──────── Data provided
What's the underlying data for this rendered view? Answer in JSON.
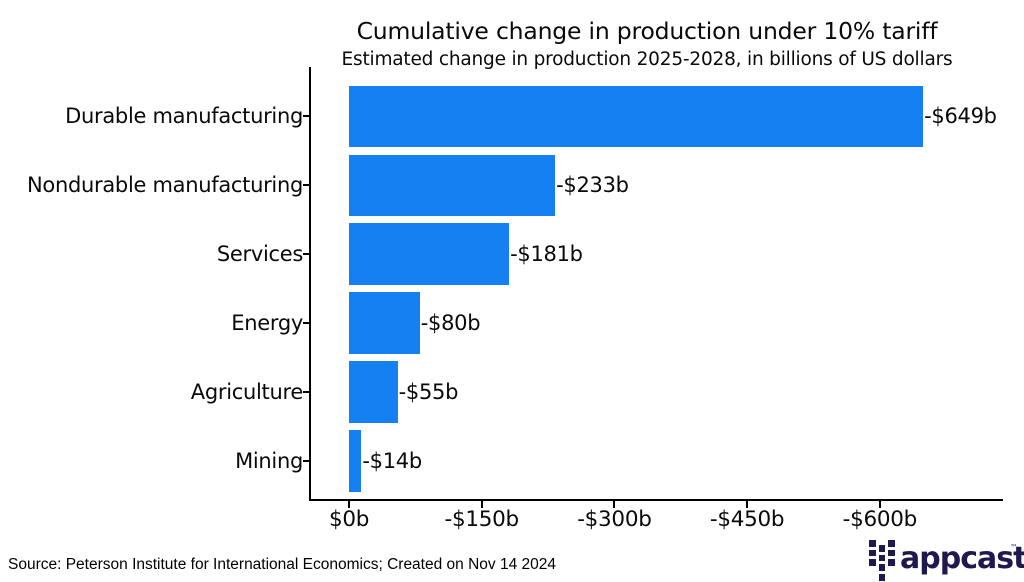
{
  "chart_data": {
    "type": "bar",
    "orientation": "horizontal",
    "title": "Cumulative change in production under 10% tariff",
    "subtitle": "Estimated change in production 2025-2028, in billions of US dollars",
    "xlabel": "",
    "ylabel": "",
    "unit": "billions of US dollars",
    "categories": [
      "Durable manufacturing",
      "Nondurable manufacturing",
      "Services",
      "Energy",
      "Agriculture",
      "Mining"
    ],
    "values": [
      -649,
      -233,
      -181,
      -80,
      -55,
      -14
    ],
    "bar_labels": [
      "-$649b",
      "-$233b",
      "-$181b",
      "-$80b",
      "-$55b",
      "-$14b"
    ],
    "x_ticks": [
      {
        "label": "$0b",
        "value": 0
      },
      {
        "label": "-$150b",
        "value": -150
      },
      {
        "label": "-$300b",
        "value": -300
      },
      {
        "label": "-$450b",
        "value": -450
      },
      {
        "label": "-$600b",
        "value": -600
      }
    ],
    "xlim": [
      0,
      -740
    ],
    "grid": false,
    "legend": false,
    "bar_color": "#1580f2",
    "axis_color": "#000000"
  },
  "footer": {
    "source": "Source: Peterson Institute for International Economics; Created on Nov 14 2024",
    "logo_text": "appcast",
    "logo_tm": "™"
  }
}
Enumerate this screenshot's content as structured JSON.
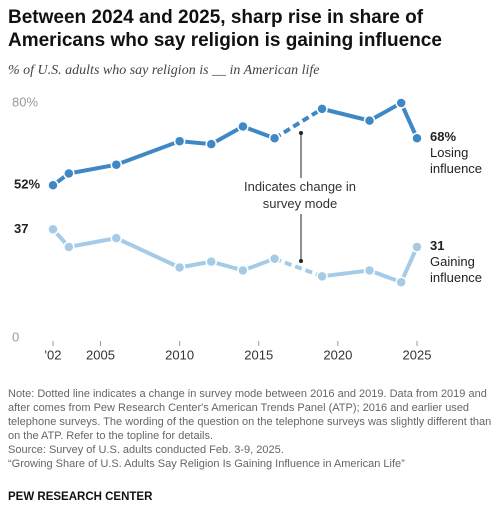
{
  "chart_data": {
    "type": "line",
    "title": "Between 2024 and 2025, sharp rise in share of Americans who say religion is gaining influence",
    "subtitle": "% of U.S. adults who say religion is __ in American life",
    "x": [
      2002,
      2003,
      2006,
      2010,
      2012,
      2014,
      2016,
      2019,
      2022,
      2024,
      2025
    ],
    "series": [
      {
        "name": "Losing influence",
        "color": "#3f88c5",
        "values": [
          52,
          56,
          59,
          67,
          66,
          72,
          68,
          78,
          74,
          80,
          68
        ],
        "value_labels": [
          "52%",
          null,
          null,
          null,
          null,
          null,
          null,
          null,
          null,
          null,
          "68%"
        ]
      },
      {
        "name": "Gaining influence",
        "color": "#a6cbe6",
        "values": [
          37,
          31,
          34,
          24,
          26,
          23,
          27,
          21,
          23,
          19,
          31
        ]
      }
    ],
    "dashed_after_index": 6,
    "annotation": "Indicates change in survey mode",
    "xlim": [
      2002,
      2025
    ],
    "xticks": [
      {
        "value": 2002,
        "label": "'02"
      },
      2005,
      2010,
      2015,
      2020,
      2025
    ],
    "ylim": [
      0,
      80
    ],
    "yticks": [
      0,
      {
        "value": 80,
        "label": "80%"
      }
    ],
    "note": "Note: Dotted line indicates a change in survey mode between 2016 and 2019. Data from 2019 and after comes from Pew Research Center's American Trends Panel (ATP); 2016 and earlier used telephone surveys. The wording of the question on the telephone surveys was slightly different than on the ATP. Refer to the topline for details.",
    "source": "Source: Survey of U.S. adults conducted Feb. 3-9, 2025.",
    "report": "“Growing Share of U.S. Adults Say Religion Is Gaining Influence in American Life”",
    "organization": "PEW RESEARCH CENTER"
  }
}
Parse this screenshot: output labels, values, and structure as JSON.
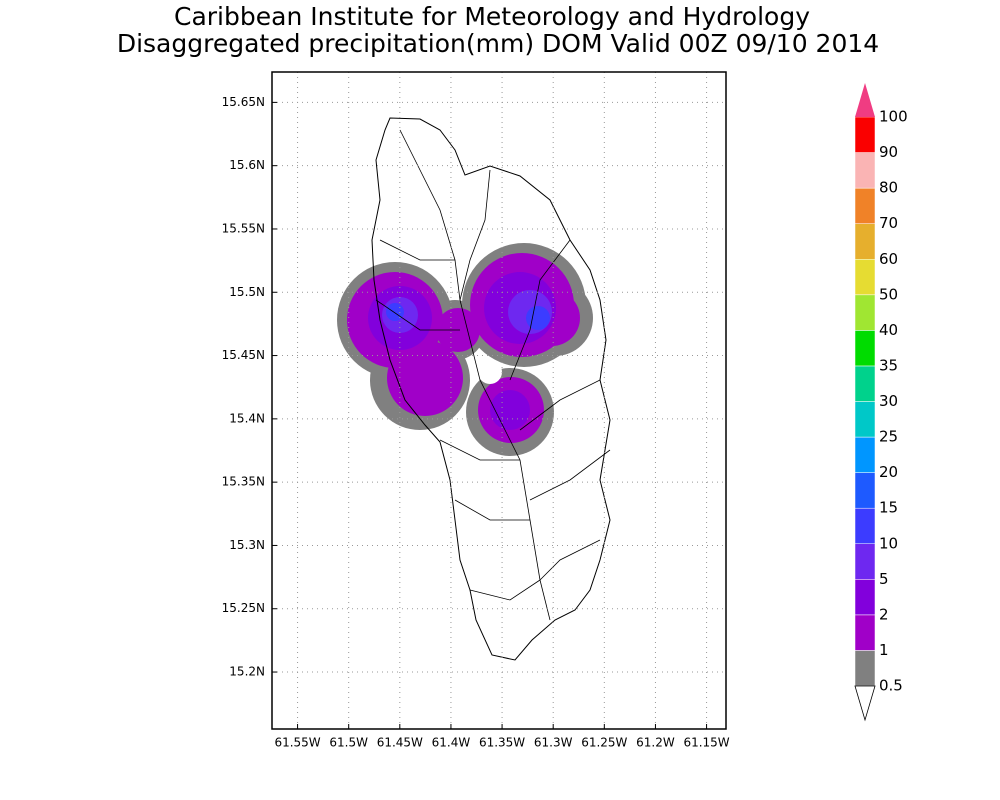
{
  "title": "Caribbean Institute for Meteorology and Hydrology",
  "subtitle": "Disaggregated precipitation(mm) DOM Valid 00Z 09/10 2014",
  "map": {
    "xlim": [
      -61.575,
      -61.131
    ],
    "ylim": [
      15.155,
      15.674
    ],
    "grid": true,
    "lon_ticks": [
      {
        "value": -61.55,
        "label": "61.55W"
      },
      {
        "value": -61.5,
        "label": "61.5W"
      },
      {
        "value": -61.45,
        "label": "61.45W"
      },
      {
        "value": -61.4,
        "label": "61.4W"
      },
      {
        "value": -61.35,
        "label": "61.35W"
      },
      {
        "value": -61.3,
        "label": "61.3W"
      },
      {
        "value": -61.25,
        "label": "61.25W"
      },
      {
        "value": -61.2,
        "label": "61.2W"
      },
      {
        "value": -61.15,
        "label": "61.15W"
      }
    ],
    "lat_ticks": [
      {
        "value": 15.65,
        "label": "15.65N"
      },
      {
        "value": 15.6,
        "label": "15.6N"
      },
      {
        "value": 15.55,
        "label": "15.55N"
      },
      {
        "value": 15.5,
        "label": "15.5N"
      },
      {
        "value": 15.45,
        "label": "15.45N"
      },
      {
        "value": 15.4,
        "label": "15.4N"
      },
      {
        "value": 15.35,
        "label": "15.35N"
      },
      {
        "value": 15.3,
        "label": "15.3N"
      },
      {
        "value": 15.25,
        "label": "15.25N"
      },
      {
        "value": 15.2,
        "label": "15.2N"
      }
    ]
  },
  "colorbar": {
    "levels": [
      0.5,
      1,
      2,
      5,
      10,
      15,
      20,
      25,
      30,
      35,
      40,
      50,
      60,
      70,
      80,
      90,
      100
    ],
    "below_color": "#ffffff",
    "colors": [
      "#808080",
      "#a000c8",
      "#8200dc",
      "#6e28f0",
      "#3c3cff",
      "#1e5aff",
      "#0096ff",
      "#00c8c8",
      "#00d28c",
      "#00dc00",
      "#a0e632",
      "#e6dc32",
      "#e6af2d",
      "#f08228",
      "#fab4b4",
      "#fa0000"
    ],
    "above_color": "#f03c82"
  }
}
────────────────
• **Brief**
Show every line from the entries above in which the word "dollars" appears.

• **Task response**
    "subtitle": "Estimated change in production 2025-2028, in billions of US dollars",
    "unit": "billions of US dollars",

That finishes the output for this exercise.